• GOAL
Count how many lines have the word "JSON" in them. Reply with that number by itself.

• PROVIDED MATERIAL

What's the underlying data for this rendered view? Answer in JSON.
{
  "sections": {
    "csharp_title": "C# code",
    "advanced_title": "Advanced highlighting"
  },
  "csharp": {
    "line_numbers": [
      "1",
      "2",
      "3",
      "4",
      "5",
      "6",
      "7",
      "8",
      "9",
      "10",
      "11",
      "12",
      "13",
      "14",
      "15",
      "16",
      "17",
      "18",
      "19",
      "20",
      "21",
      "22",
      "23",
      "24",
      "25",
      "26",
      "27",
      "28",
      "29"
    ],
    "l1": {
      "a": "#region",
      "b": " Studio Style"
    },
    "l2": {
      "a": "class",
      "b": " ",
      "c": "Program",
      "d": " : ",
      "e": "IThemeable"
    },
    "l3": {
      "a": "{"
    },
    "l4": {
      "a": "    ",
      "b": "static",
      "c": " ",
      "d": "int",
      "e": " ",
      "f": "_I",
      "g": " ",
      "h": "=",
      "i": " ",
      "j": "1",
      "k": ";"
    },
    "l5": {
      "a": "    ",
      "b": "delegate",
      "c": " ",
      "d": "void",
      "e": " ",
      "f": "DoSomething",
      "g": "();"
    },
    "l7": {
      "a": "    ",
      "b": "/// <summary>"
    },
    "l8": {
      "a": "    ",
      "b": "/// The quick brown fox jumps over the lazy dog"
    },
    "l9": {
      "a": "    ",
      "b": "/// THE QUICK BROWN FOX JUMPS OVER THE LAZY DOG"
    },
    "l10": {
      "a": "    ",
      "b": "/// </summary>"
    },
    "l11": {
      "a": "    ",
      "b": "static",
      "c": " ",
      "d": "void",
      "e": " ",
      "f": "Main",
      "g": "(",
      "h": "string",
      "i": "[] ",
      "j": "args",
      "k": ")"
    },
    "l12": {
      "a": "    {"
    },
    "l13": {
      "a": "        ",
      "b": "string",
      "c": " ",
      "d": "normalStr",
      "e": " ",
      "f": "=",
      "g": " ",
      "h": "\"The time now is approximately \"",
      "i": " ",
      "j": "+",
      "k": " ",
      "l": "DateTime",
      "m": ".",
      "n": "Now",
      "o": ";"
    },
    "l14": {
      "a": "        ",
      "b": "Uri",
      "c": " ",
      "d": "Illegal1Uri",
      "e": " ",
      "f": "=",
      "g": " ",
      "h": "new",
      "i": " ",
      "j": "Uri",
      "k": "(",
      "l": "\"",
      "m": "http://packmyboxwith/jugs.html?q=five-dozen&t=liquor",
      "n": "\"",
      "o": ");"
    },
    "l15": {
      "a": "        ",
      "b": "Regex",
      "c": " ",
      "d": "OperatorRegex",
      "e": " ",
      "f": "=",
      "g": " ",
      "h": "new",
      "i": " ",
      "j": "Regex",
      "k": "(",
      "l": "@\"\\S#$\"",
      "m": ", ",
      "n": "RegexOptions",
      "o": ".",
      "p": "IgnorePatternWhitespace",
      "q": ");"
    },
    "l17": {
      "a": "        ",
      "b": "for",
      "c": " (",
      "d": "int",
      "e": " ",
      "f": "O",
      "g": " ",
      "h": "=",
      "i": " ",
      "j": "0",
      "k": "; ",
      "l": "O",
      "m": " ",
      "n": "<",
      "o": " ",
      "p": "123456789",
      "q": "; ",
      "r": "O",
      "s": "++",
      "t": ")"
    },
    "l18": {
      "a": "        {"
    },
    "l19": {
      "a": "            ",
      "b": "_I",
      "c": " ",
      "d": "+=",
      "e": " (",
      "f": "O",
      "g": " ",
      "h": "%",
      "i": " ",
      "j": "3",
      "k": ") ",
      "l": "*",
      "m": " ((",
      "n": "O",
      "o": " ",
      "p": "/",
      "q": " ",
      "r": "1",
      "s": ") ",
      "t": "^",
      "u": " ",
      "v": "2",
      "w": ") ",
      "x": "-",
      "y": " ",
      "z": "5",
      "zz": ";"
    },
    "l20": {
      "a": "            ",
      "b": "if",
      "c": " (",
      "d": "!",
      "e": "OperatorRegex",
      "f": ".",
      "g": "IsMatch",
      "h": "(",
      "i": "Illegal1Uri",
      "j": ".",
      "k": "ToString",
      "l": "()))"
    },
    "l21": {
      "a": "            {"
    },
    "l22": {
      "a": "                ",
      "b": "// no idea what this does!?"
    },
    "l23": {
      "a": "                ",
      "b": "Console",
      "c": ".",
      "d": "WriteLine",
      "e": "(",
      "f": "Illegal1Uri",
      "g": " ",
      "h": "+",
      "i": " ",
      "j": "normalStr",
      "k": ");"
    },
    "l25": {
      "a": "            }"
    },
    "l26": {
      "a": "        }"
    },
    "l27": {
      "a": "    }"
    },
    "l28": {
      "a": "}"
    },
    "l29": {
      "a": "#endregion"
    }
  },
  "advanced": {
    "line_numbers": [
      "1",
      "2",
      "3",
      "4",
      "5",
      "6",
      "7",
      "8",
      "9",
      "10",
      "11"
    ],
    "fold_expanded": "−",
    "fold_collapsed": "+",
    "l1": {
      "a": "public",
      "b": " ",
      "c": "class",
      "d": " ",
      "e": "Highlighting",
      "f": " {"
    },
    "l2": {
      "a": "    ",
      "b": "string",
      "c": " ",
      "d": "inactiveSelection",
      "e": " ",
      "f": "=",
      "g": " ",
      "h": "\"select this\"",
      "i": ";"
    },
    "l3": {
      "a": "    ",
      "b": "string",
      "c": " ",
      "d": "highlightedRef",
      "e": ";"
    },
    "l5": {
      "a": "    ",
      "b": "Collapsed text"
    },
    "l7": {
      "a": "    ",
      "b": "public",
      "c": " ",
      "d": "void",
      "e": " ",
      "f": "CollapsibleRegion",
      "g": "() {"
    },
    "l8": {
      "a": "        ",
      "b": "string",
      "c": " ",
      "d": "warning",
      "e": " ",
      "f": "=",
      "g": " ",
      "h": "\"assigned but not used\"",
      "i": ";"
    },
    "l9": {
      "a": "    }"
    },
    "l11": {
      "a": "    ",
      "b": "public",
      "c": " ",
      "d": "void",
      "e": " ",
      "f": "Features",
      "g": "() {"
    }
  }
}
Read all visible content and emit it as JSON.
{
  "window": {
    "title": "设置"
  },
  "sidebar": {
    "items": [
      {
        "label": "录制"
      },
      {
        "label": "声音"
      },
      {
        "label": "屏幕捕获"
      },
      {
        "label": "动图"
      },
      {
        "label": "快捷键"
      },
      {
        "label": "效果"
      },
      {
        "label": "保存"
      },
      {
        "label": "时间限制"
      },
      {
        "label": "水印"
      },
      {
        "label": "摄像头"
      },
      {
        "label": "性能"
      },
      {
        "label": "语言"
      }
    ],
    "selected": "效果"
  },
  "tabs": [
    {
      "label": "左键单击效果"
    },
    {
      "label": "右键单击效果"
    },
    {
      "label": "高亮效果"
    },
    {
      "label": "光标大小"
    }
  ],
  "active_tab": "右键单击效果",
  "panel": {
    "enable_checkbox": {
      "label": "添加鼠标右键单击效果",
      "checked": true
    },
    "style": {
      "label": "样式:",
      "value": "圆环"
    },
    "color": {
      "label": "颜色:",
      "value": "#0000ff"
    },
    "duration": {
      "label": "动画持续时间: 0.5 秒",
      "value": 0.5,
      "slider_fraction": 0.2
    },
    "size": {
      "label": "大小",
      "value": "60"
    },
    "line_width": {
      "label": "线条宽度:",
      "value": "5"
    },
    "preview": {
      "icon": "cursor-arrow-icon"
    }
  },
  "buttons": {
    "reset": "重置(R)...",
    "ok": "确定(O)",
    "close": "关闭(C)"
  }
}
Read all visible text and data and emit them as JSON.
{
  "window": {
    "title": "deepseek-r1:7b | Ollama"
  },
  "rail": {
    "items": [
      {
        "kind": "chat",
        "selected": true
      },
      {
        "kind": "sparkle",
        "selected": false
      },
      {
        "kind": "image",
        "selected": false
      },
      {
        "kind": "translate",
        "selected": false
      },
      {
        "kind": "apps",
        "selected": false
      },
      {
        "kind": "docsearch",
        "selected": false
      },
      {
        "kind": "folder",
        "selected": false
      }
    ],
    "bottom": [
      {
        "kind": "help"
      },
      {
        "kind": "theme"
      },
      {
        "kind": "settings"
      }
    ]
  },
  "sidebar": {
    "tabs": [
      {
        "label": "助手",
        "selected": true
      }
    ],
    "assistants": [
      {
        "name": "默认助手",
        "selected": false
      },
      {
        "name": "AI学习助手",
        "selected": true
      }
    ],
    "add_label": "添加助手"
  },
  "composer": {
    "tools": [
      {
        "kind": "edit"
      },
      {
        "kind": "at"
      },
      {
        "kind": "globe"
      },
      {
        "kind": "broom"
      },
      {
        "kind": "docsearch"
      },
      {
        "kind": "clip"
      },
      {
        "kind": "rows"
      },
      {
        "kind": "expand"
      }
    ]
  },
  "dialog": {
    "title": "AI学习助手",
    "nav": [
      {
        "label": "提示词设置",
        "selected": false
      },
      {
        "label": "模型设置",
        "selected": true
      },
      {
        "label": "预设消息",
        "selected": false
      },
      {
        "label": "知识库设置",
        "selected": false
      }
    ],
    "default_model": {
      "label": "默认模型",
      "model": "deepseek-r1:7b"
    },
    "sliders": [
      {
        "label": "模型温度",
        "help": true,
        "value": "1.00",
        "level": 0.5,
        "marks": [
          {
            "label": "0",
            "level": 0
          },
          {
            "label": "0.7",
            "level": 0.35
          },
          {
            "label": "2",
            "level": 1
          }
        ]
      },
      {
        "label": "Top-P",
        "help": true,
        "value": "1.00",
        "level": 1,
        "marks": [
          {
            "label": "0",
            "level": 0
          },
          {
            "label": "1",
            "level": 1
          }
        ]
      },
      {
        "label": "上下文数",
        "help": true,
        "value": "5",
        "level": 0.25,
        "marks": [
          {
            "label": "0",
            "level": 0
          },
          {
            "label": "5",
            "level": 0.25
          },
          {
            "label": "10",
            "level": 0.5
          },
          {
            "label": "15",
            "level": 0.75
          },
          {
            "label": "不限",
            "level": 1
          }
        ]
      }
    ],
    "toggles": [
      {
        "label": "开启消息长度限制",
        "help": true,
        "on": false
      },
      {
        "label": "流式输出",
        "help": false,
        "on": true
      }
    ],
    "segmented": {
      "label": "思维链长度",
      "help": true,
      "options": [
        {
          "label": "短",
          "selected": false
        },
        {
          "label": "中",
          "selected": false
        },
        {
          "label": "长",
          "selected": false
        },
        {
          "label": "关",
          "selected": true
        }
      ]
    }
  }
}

• SOLUTION
3